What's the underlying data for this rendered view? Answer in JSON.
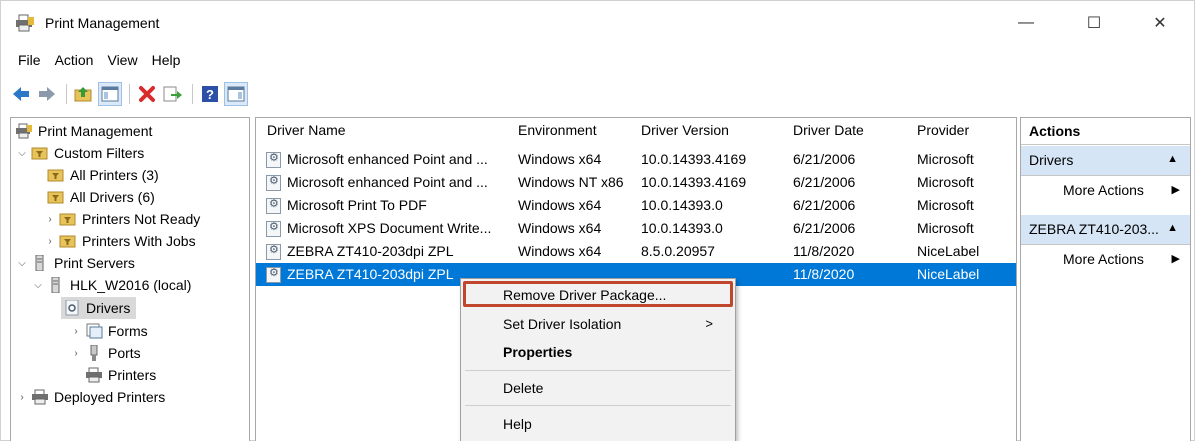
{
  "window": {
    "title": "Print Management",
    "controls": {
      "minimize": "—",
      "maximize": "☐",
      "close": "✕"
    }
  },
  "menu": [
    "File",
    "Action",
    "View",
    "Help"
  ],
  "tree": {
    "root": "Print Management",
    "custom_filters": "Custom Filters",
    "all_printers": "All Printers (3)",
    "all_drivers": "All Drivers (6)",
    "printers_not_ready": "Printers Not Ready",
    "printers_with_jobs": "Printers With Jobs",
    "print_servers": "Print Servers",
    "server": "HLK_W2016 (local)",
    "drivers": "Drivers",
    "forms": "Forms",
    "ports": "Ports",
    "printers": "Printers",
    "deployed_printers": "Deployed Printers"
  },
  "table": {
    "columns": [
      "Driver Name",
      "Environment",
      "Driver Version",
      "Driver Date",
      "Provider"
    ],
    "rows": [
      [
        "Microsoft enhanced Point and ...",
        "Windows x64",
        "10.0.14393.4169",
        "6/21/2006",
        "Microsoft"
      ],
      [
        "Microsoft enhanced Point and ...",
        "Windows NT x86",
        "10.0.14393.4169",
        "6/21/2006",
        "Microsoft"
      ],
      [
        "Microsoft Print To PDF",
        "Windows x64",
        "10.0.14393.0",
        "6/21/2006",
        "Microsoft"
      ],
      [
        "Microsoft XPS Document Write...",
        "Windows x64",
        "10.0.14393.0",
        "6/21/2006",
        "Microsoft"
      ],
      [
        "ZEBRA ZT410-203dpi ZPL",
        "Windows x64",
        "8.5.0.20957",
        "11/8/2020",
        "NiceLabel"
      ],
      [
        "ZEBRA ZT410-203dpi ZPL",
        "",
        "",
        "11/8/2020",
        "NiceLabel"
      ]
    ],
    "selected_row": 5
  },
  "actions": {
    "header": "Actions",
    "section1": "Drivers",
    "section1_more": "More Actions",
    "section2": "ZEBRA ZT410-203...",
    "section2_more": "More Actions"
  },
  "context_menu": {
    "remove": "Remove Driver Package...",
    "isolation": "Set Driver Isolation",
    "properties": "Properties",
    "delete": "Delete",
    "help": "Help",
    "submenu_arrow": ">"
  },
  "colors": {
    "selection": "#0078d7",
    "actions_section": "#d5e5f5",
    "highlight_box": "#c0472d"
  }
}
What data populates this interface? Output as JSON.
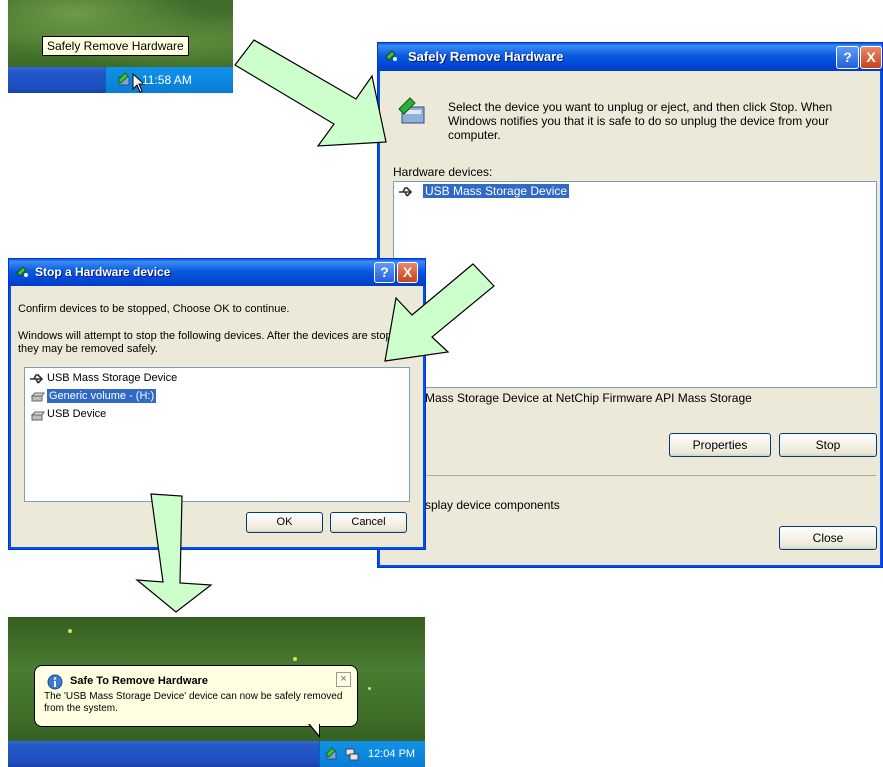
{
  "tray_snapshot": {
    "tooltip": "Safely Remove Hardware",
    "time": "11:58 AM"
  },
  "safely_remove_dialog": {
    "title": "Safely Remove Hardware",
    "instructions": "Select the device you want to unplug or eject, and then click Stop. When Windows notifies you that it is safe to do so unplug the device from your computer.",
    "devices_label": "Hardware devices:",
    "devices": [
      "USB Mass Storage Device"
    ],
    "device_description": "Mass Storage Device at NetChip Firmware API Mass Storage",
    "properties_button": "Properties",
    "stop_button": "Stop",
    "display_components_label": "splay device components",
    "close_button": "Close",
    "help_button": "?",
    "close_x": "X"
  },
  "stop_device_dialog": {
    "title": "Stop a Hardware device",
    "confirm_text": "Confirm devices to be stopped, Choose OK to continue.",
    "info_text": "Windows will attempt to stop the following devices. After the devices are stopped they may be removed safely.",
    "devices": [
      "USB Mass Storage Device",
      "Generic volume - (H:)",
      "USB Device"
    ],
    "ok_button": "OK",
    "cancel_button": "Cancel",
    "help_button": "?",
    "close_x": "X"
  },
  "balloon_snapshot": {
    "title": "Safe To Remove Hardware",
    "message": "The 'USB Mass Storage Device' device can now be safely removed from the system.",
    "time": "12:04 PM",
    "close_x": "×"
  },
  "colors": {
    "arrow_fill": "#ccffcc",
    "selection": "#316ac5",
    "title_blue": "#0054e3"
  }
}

------------

Omit any images, then output the listing exactly.

▶ _RESPONSE TO THE EXERCISE_:
What's the underlying data for this rendered view? Answer in JSON.
{
  "window": {
    "title": "Print Management",
    "controls": {
      "minimize": "—",
      "maximize": "☐",
      "close": "✕"
    }
  },
  "menu": [
    "File",
    "Action",
    "View",
    "Help"
  ],
  "tree": {
    "root": "Print Management",
    "custom_filters": "Custom Filters",
    "all_printers": "All Printers (3)",
    "all_drivers": "All Drivers (6)",
    "printers_not_ready": "Printers Not Ready",
    "printers_with_jobs": "Printers With Jobs",
    "print_servers": "Print Servers",
    "server": "HLK_W2016 (local)",
    "drivers": "Drivers",
    "forms": "Forms",
    "ports": "Ports",
    "printers": "Printers",
    "deployed_printers": "Deployed Printers"
  },
  "table": {
    "columns": [
      "Driver Name",
      "Environment",
      "Driver Version",
      "Driver Date",
      "Provider"
    ],
    "rows": [
      [
        "Microsoft enhanced Point and ...",
        "Windows x64",
        "10.0.14393.4169",
        "6/21/2006",
        "Microsoft"
      ],
      [
        "Microsoft enhanced Point and ...",
        "Windows NT x86",
        "10.0.14393.4169",
        "6/21/2006",
        "Microsoft"
      ],
      [
        "Microsoft Print To PDF",
        "Windows x64",
        "10.0.14393.0",
        "6/21/2006",
        "Microsoft"
      ],
      [
        "Microsoft XPS Document Write...",
        "Windows x64",
        "10.0.14393.0",
        "6/21/2006",
        "Microsoft"
      ],
      [
        "ZEBRA ZT410-203dpi ZPL",
        "Windows x64",
        "8.5.0.20957",
        "11/8/2020",
        "NiceLabel"
      ],
      [
        "ZEBRA ZT410-203dpi ZPL",
        "",
        "",
        "11/8/2020",
        "NiceLabel"
      ]
    ],
    "selected_row": 5
  },
  "actions": {
    "header": "Actions",
    "section1": "Drivers",
    "section1_more": "More Actions",
    "section2": "ZEBRA ZT410-203...",
    "section2_more": "More Actions"
  },
  "context_menu": {
    "remove": "Remove Driver Package...",
    "isolation": "Set Driver Isolation",
    "properties": "Properties",
    "delete": "Delete",
    "help": "Help",
    "submenu_arrow": ">"
  },
  "colors": {
    "selection": "#0078d7",
    "actions_section": "#d5e5f5",
    "highlight_box": "#c0472d"
  }
}
What data populates this interface? Output as JSON.
{
  "tray_snapshot": {
    "tooltip": "Safely Remove Hardware",
    "time": "11:58 AM"
  },
  "safely_remove_dialog": {
    "title": "Safely Remove Hardware",
    "instructions": "Select the device you want to unplug or eject, and then click Stop. When Windows notifies you that it is safe to do so unplug the device from your computer.",
    "devices_label": "Hardware devices:",
    "devices": [
      "USB Mass Storage Device"
    ],
    "device_description": "Mass Storage Device at NetChip Firmware API Mass Storage",
    "properties_button": "Properties",
    "stop_button": "Stop",
    "display_components_label": "splay device components",
    "close_button": "Close",
    "help_button": "?",
    "close_x": "X"
  },
  "stop_device_dialog": {
    "title": "Stop a Hardware device",
    "confirm_text": "Confirm devices to be stopped, Choose OK to continue.",
    "info_text": "Windows will attempt to stop the following devices. After the devices are stopped they may be removed safely.",
    "devices": [
      "USB Mass Storage Device",
      "Generic volume - (H:)",
      "USB Device"
    ],
    "ok_button": "OK",
    "cancel_button": "Cancel",
    "help_button": "?",
    "close_x": "X"
  },
  "balloon_snapshot": {
    "title": "Safe To Remove Hardware",
    "message": "The 'USB Mass Storage Device' device can now be safely removed from the system.",
    "time": "12:04 PM",
    "close_x": "×"
  },
  "colors": {
    "arrow_fill": "#ccffcc",
    "selection": "#316ac5",
    "title_blue": "#0054e3"
  }
}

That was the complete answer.